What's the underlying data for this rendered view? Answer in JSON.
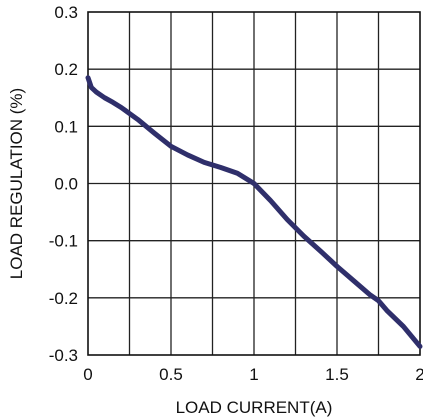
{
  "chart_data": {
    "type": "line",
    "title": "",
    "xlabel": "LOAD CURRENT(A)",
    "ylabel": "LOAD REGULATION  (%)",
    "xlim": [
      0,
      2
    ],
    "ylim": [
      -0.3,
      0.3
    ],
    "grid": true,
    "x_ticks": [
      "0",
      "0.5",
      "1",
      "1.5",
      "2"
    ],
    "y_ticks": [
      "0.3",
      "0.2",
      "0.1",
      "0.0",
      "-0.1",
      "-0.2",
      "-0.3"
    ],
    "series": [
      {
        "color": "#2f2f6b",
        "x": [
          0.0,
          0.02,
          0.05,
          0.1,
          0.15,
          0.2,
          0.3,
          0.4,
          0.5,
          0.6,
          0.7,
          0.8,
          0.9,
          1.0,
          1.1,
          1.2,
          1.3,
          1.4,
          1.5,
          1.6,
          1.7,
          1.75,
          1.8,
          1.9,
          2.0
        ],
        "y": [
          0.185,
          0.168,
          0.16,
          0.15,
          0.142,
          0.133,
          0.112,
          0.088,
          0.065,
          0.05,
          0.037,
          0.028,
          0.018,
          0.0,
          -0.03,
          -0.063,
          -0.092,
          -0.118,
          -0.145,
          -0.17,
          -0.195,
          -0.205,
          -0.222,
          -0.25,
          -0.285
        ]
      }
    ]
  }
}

=======

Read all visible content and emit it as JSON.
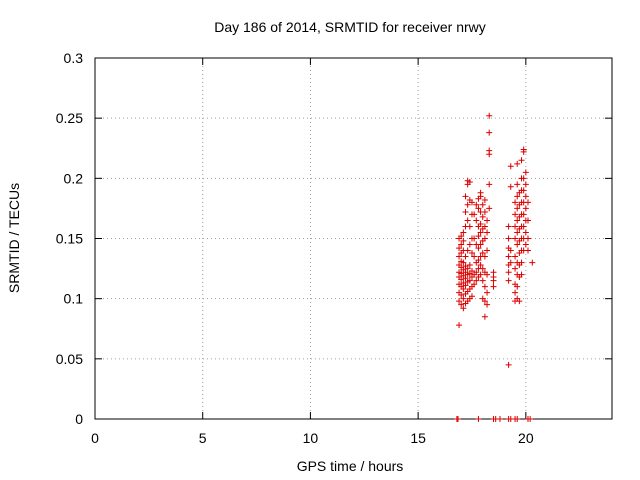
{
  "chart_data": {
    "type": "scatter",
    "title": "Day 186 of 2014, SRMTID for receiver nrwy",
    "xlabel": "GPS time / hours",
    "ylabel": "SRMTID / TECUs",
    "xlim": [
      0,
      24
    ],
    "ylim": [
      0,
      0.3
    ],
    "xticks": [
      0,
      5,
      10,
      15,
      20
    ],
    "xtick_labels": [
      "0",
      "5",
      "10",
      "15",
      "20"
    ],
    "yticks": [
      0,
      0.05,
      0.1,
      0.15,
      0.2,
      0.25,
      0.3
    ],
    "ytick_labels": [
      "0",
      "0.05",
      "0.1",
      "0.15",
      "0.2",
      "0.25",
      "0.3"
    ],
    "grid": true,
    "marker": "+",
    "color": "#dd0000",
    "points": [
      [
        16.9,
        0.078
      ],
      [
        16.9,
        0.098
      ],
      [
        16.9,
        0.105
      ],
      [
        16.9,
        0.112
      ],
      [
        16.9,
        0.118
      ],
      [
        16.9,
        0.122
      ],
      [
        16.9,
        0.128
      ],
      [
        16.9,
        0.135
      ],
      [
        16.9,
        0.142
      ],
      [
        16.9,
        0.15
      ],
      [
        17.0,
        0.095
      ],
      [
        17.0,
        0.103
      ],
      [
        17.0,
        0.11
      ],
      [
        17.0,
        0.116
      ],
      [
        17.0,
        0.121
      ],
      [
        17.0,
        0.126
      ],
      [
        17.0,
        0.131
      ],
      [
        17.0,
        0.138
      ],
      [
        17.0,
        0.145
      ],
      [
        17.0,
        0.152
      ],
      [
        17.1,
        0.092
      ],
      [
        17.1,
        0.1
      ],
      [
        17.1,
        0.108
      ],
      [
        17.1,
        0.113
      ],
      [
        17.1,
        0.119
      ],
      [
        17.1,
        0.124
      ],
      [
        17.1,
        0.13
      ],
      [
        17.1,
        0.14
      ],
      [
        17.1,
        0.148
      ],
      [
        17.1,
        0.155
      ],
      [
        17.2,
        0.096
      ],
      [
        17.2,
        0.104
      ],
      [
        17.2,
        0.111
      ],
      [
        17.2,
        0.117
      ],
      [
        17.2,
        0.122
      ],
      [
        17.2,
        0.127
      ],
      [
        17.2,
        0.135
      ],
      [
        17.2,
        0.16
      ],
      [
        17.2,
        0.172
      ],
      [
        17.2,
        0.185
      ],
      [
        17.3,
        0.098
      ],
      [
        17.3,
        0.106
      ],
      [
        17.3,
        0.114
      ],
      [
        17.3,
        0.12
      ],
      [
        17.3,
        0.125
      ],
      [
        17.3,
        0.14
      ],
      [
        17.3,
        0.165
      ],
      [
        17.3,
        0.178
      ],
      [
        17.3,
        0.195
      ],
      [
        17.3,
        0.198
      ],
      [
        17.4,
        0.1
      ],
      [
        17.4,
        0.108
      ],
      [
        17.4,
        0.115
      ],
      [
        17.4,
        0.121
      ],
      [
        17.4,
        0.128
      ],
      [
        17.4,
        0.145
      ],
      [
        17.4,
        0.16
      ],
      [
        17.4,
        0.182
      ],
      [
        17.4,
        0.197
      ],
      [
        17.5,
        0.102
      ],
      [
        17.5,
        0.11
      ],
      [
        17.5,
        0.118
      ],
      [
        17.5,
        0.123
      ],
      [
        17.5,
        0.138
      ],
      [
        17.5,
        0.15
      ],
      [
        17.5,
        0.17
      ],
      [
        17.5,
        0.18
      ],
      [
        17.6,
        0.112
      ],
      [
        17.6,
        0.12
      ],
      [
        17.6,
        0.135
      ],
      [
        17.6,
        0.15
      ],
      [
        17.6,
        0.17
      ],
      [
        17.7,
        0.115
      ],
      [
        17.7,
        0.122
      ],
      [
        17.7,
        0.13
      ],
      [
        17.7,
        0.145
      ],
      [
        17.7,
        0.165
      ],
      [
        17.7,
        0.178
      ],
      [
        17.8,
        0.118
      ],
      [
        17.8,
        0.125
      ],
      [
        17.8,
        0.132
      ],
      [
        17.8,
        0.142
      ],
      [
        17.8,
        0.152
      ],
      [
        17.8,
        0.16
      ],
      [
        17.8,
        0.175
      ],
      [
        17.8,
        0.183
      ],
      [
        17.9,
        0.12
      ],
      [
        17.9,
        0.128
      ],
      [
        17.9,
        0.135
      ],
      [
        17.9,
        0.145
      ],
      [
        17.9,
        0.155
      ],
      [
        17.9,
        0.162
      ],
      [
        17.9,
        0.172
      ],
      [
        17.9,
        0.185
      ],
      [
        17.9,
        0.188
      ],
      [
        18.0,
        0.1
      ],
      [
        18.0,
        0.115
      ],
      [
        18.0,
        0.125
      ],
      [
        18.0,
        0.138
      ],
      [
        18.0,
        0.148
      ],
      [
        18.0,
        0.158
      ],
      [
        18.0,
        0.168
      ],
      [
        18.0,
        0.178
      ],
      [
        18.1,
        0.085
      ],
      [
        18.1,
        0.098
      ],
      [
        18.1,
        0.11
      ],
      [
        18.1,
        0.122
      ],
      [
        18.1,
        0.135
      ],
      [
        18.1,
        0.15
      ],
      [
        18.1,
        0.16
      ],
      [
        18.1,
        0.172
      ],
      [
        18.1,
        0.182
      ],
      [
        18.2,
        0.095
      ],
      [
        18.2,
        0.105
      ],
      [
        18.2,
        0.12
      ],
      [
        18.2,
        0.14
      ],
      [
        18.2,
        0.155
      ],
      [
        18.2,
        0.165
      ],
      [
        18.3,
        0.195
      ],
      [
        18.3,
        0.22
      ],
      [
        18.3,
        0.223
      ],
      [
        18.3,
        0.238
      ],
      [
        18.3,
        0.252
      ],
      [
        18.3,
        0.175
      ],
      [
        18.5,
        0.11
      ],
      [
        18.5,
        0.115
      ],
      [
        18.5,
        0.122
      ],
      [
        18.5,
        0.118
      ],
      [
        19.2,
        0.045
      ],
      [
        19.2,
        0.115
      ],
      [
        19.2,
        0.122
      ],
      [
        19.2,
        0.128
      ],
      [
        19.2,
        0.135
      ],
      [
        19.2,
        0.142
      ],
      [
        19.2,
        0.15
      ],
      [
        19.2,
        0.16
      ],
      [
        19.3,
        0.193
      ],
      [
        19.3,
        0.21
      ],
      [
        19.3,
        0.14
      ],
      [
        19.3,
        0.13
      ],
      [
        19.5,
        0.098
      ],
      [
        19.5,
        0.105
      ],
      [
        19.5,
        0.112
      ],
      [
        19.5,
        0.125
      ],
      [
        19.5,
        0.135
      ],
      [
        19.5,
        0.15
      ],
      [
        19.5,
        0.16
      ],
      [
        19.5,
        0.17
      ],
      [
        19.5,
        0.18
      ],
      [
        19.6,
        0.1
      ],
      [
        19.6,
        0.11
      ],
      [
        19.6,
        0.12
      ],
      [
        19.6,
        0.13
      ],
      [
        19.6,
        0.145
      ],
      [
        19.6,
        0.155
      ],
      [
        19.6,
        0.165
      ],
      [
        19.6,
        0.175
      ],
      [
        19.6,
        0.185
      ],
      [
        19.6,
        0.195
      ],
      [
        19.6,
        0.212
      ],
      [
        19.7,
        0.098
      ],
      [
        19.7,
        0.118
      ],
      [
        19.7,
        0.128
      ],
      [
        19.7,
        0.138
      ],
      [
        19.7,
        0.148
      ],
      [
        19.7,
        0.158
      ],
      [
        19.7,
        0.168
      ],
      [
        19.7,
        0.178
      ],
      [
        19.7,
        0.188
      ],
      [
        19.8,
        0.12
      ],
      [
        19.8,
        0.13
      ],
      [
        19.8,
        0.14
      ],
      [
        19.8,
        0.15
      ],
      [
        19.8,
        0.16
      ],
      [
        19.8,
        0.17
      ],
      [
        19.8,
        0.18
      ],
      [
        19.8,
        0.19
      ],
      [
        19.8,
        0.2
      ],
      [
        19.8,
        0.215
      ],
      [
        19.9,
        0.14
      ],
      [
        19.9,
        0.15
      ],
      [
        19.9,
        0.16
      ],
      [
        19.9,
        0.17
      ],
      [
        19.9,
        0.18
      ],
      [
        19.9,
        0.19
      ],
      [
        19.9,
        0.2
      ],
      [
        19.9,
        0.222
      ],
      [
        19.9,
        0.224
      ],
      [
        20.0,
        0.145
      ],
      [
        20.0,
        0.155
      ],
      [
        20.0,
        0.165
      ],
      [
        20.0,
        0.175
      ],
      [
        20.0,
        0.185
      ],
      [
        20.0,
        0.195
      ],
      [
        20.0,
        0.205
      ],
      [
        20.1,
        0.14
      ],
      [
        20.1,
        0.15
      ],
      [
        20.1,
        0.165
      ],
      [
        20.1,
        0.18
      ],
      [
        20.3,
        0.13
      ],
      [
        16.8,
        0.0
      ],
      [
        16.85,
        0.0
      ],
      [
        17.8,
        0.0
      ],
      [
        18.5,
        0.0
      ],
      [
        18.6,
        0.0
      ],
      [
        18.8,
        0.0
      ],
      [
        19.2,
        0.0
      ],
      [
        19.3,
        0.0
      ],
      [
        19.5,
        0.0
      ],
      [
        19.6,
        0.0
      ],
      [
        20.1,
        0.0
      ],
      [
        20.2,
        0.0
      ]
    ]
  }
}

=======

INSTRUCTIONS FOR THE TASK: Read the entries and select each line where the word "JSON" is found.

THE RESULT:
What's the underlying data for this rendered view? Answer in JSON.
Read all visible content and emit it as JSON.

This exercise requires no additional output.